Source passage »
=====

Technology is at it again.

Love it or loathe it, we are in the midst of another paradigm shift because of the power of ‘digital’. Education may have thought it had done all it needed to do to avoid the attraction of the ‘online’ revolution, allowing it to sit back and watch the hotel, taxi and television industries with curious interest. Education may have naively (or arrogantly?) assumed there’d be no Airbnb, Uber or Netflix equivalent to turn it on its head. If any element of this is true, then Education should try to rent a VHS movie from Blockbuster or hail a taxi and pay the fare in cash.

ALLOWING THE LIVE DEBATE AND DISCUSSION TO CONTINUE WHILST PROVIDING OPPORTUNITIES FOR PUPILS TO COLLABORATE IN REAL TIME.

Rather than focus on the problems however, I believe it is healthier and more interesting to hone in on the opportunity presented by a forced shift to remote teaching. At Bradfield, like so many schools across the globe, pupils and teachers have embraced the technology available to them. Here at the College the Microsoft 365 suite – particularly Teams and OneNote – have allowed live debate and discussion to continue whilst providing opportunities for pupils to collaborate in real time. Indeed, although some of the informal group discussion and sharing of ideas has needed a little more thought, OneNote offers a shared, live platform for collaboration in its true sense: the iteration of an idea with input from multiple sources, and now more than ever with multimedia contributions.

=====

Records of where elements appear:
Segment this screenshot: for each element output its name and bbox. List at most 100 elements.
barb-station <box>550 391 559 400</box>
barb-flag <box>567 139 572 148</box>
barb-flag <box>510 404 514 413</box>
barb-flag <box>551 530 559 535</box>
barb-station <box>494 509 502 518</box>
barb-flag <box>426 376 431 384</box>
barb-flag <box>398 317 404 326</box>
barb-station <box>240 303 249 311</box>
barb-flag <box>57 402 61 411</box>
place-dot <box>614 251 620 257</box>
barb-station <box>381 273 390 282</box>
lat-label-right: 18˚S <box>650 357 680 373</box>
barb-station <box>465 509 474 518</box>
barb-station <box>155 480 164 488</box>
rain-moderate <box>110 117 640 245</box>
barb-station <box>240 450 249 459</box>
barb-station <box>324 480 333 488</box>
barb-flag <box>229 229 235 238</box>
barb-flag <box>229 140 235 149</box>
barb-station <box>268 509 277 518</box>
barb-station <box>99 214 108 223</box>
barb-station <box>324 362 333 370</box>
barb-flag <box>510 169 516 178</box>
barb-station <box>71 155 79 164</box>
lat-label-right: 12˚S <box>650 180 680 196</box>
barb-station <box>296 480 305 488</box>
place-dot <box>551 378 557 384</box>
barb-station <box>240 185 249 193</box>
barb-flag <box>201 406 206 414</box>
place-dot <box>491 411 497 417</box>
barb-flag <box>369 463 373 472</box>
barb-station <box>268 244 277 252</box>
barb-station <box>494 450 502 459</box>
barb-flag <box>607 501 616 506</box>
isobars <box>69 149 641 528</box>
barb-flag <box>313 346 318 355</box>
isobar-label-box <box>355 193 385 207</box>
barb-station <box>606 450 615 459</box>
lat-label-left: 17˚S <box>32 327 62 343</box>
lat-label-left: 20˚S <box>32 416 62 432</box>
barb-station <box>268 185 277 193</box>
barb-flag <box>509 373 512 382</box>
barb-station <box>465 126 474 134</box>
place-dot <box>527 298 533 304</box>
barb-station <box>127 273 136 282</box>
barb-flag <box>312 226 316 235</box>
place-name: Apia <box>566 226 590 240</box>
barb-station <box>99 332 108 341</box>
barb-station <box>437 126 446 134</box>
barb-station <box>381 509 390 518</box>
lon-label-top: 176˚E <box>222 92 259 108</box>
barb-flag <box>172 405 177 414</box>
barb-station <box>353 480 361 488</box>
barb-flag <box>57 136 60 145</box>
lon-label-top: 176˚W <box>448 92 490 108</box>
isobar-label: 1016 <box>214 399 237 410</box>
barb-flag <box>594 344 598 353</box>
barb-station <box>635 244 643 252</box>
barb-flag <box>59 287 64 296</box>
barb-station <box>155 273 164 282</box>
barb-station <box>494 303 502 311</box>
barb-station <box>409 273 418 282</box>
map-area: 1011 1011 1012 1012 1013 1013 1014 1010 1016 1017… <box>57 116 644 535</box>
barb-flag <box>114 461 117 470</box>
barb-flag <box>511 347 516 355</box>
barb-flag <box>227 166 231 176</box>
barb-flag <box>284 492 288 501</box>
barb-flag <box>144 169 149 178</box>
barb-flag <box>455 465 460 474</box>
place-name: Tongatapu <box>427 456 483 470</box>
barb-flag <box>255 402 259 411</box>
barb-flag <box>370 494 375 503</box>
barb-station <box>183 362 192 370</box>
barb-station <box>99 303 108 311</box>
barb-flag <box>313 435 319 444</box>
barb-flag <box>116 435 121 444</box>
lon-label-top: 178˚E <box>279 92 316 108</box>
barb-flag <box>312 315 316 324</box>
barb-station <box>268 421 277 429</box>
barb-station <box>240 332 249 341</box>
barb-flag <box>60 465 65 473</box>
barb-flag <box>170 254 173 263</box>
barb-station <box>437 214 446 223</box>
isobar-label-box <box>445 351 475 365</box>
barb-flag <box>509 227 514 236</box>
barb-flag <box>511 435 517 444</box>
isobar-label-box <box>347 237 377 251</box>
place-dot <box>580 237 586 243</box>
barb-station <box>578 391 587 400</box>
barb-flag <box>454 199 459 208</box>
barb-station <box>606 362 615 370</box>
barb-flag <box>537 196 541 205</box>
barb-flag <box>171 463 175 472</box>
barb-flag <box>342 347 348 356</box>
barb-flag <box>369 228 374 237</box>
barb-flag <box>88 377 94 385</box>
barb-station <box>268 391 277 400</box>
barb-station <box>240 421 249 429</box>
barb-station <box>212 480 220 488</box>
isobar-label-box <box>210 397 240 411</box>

=====

Given request 1 » Summarize the passage on remote teaching in two sentences.
Given request 2 » Transcribe the portion of the passage on remote teaching that begins at the words "Technology is at" and ends after the words "COLLABORATE IN REAL TIME.".

Exercise output 1 » Education may have assumed that it would avoid the digital upheaval seen in the hotel, taxi and television industries, yet it is now in the midst of another paradigm shift. The writer chooses to focus on the opportunity presented by the forced move to remote teaching, noting that at Bradfield the Microsoft 365 suite, particularly Teams and OneNote, has allowed live debate and discussion to continue while enabling pupils to collaborate in real time.

Exercise output 2 »
Technology is at it again.

Love it or loathe it, we are in the midst of another paradigm shift because of the power of ‘digital’. Education may have thought it had done all it needed to do to avoid the attraction of the ‘online’ revolution, allowing it to sit back and watch the hotel, taxi and television industries with curious interest. Education may have naively (or arrogantly?) assumed there’d be no Airbnb, Uber or Netflix equivalent to turn it on its head. If any element of this is true, then Education should try to rent a VHS movie from Blockbuster or hail a taxi and pay the fare in cash.

ALLOWING THE LIVE DEBATE AND DISCUSSION TO CONTINUE WHILST PROVIDING OPPORTUNITIES FOR PUPILS TO COLLABORATE IN REAL TIME.